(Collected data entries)
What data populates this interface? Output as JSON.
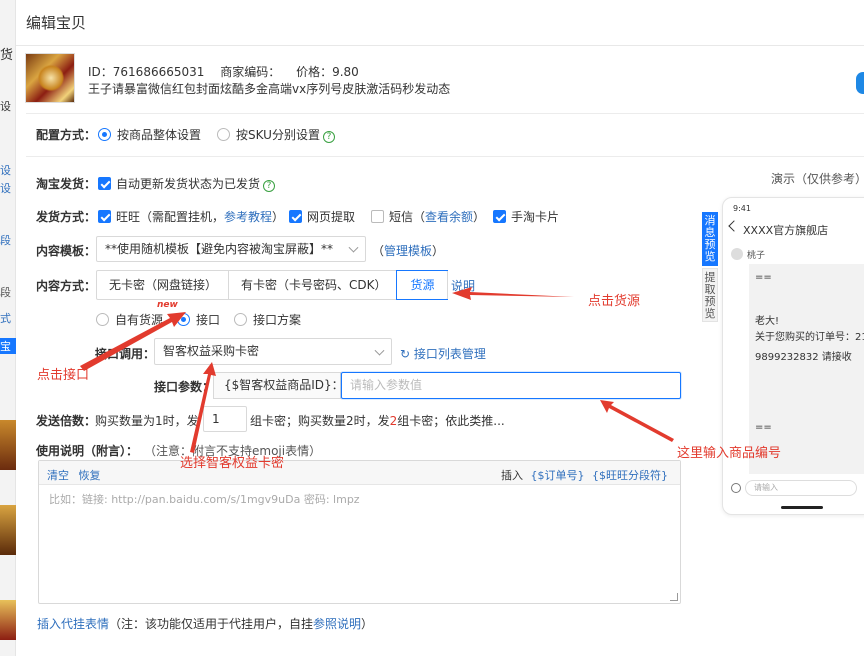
{
  "background": {
    "fragments": [
      "货",
      "设",
      "设",
      "设",
      "段",
      "段",
      "式",
      "宝"
    ]
  },
  "modal": {
    "title": "编辑宝贝",
    "product": {
      "id_label": "ID：761686665031",
      "code_label": "商家编码：",
      "price_label": "价格：9.80",
      "title": "王子请暴富微信红包封面炫酷多金高端vx序列号皮肤激活码秒发动态"
    },
    "config": {
      "label": "配置方式：",
      "options": [
        "按商品整体设置",
        "按SKU分别设置"
      ],
      "selected": "按商品整体设置"
    },
    "taobao_ship": {
      "label": "淘宝发货：",
      "checkbox_label": "自动更新发货状态为已发货",
      "checked": true
    },
    "demo_label": "演示（仅供参考）",
    "ship_method": {
      "label": "发货方式：",
      "wangwang": "旺旺（需配置挂机，",
      "wangwang_link": "参考教程",
      "wangwang_close": "）",
      "web": "网页提取",
      "sms": "短信（",
      "sms_link": "查看余额",
      "sms_close": "）",
      "shoutao": "手淘卡片"
    },
    "content_template": {
      "label": "内容模板：",
      "value": "**使用随机模板【避免内容被淘宝屏蔽】**",
      "manage_prefix": "（",
      "manage_link": "管理模板",
      "manage_suffix": "）"
    },
    "content_method": {
      "label": "内容方式：",
      "tabs": [
        "无卡密（网盘链接）",
        "有卡密（卡号密码、CDK）",
        "货源"
      ],
      "active": "货源",
      "explain_link": "说明"
    },
    "source": {
      "options": [
        "自有货源",
        "接口",
        "接口方案"
      ],
      "selected": "接口",
      "new_tag": "new"
    },
    "api_call": {
      "label": "接口调用：",
      "value": "智客权益采购卡密",
      "manage_link": "接口列表管理"
    },
    "api_param": {
      "label": "接口参数：",
      "addon": "{$智客权益商品ID}：",
      "placeholder": "请输入参数值"
    },
    "multiple": {
      "label": "发送倍数：",
      "text_a": "购买数量为1时，发",
      "value": "1",
      "text_b": "组卡密；购买数量2时，发",
      "highlight": "2",
      "text_c": "组卡密；依此类推..."
    },
    "usage": {
      "label": "使用说明（附言）：",
      "note": "（注意：附言不支持emoji表情）",
      "clear": "清空",
      "restore": "恢复",
      "insert_label": "插入",
      "insert_order": "{$订单号}",
      "insert_ww": "{$旺旺分段符}",
      "placeholder": "比如：链接: http://pan.baidu.com/s/1mgv9uDa 密码: lmpz"
    },
    "footer": {
      "link": "插入代挂表情",
      "note": "（注：该功能仅适用于代挂用户，自挂",
      "note_link": "参照说明",
      "note_close": "）"
    },
    "side_tabs": [
      "消息预览",
      "提取预览"
    ]
  },
  "phone": {
    "time": "9:41",
    "dots": "···",
    "shop": "XXXX官方旗舰店",
    "user": "桃子",
    "lines": [
      "==",
      "老大!",
      "关于您购买的订单号：21...",
      "9899232832 请接收",
      "=="
    ],
    "input_placeholder": "请输入"
  },
  "annotations": {
    "click_source": "点击货源",
    "click_api": "点击接口",
    "choose_api": "选择智客权益卡密",
    "enter_id": "这里输入商品编号"
  },
  "colors": {
    "primary": "#1677ff",
    "link": "#2f6fbd",
    "annotation": "#e23b2e",
    "help": "#3aa142"
  }
}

> What is needed: Reproduce all the entries that precede this task, word for word, minus any pictures.

> Exercise output:
What data populates this interface? Output as JSON.
{
  "background": {
    "fragments": [
      "货",
      "设",
      "设",
      "设",
      "段",
      "段",
      "式",
      "宝"
    ]
  },
  "modal": {
    "title": "编辑宝贝",
    "product": {
      "id_label": "ID：761686665031",
      "code_label": "商家编码：",
      "price_label": "价格：9.80",
      "title": "王子请暴富微信红包封面炫酷多金高端vx序列号皮肤激活码秒发动态"
    },
    "config": {
      "label": "配置方式：",
      "options": [
        "按商品整体设置",
        "按SKU分别设置"
      ],
      "selected": "按商品整体设置"
    },
    "taobao_ship": {
      "label": "淘宝发货：",
      "checkbox_label": "自动更新发货状态为已发货",
      "checked": true
    },
    "demo_label": "演示（仅供参考）",
    "ship_method": {
      "label": "发货方式：",
      "wangwang": "旺旺（需配置挂机，",
      "wangwang_link": "参考教程",
      "wangwang_close": "）",
      "web": "网页提取",
      "sms": "短信（",
      "sms_link": "查看余额",
      "sms_close": "）",
      "shoutao": "手淘卡片"
    },
    "content_template": {
      "label": "内容模板：",
      "value": "**使用随机模板【避免内容被淘宝屏蔽】**",
      "manage_prefix": "（",
      "manage_link": "管理模板",
      "manage_suffix": "）"
    },
    "content_method": {
      "label": "内容方式：",
      "tabs": [
        "无卡密（网盘链接）",
        "有卡密（卡号密码、CDK）",
        "货源"
      ],
      "active": "货源",
      "explain_link": "说明"
    },
    "source": {
      "options": [
        "自有货源",
        "接口",
        "接口方案"
      ],
      "selected": "接口",
      "new_tag": "new"
    },
    "api_call": {
      "label": "接口调用：",
      "value": "智客权益采购卡密",
      "manage_link": "接口列表管理"
    },
    "api_param": {
      "label": "接口参数：",
      "addon": "{$智客权益商品ID}：",
      "placeholder": "请输入参数值"
    },
    "multiple": {
      "label": "发送倍数：",
      "text_a": "购买数量为1时，发",
      "value": "1",
      "text_b": "组卡密；购买数量2时，发",
      "highlight": "2",
      "text_c": "组卡密；依此类推..."
    },
    "usage": {
      "label": "使用说明（附言）：",
      "note": "（注意：附言不支持emoji表情）",
      "clear": "清空",
      "restore": "恢复",
      "insert_label": "插入",
      "insert_order": "{$订单号}",
      "insert_ww": "{$旺旺分段符}",
      "placeholder": "比如：链接: http://pan.baidu.com/s/1mgv9uDa 密码: lmpz"
    },
    "footer": {
      "link": "插入代挂表情",
      "note": "（注：该功能仅适用于代挂用户，自挂",
      "note_link": "参照说明",
      "note_close": "）"
    },
    "side_tabs": [
      "消息预览",
      "提取预览"
    ]
  },
  "phone": {
    "time": "9:41",
    "dots": "···",
    "shop": "XXXX官方旗舰店",
    "user": "桃子",
    "lines": [
      "==",
      "老大!",
      "关于您购买的订单号：21...",
      "9899232832 请接收",
      "=="
    ],
    "input_placeholder": "请输入"
  },
  "annotations": {
    "click_source": "点击货源",
    "click_api": "点击接口",
    "choose_api": "选择智客权益卡密",
    "enter_id": "这里输入商品编号"
  },
  "colors": {
    "primary": "#1677ff",
    "link": "#2f6fbd",
    "annotation": "#e23b2e",
    "help": "#3aa142"
  }
}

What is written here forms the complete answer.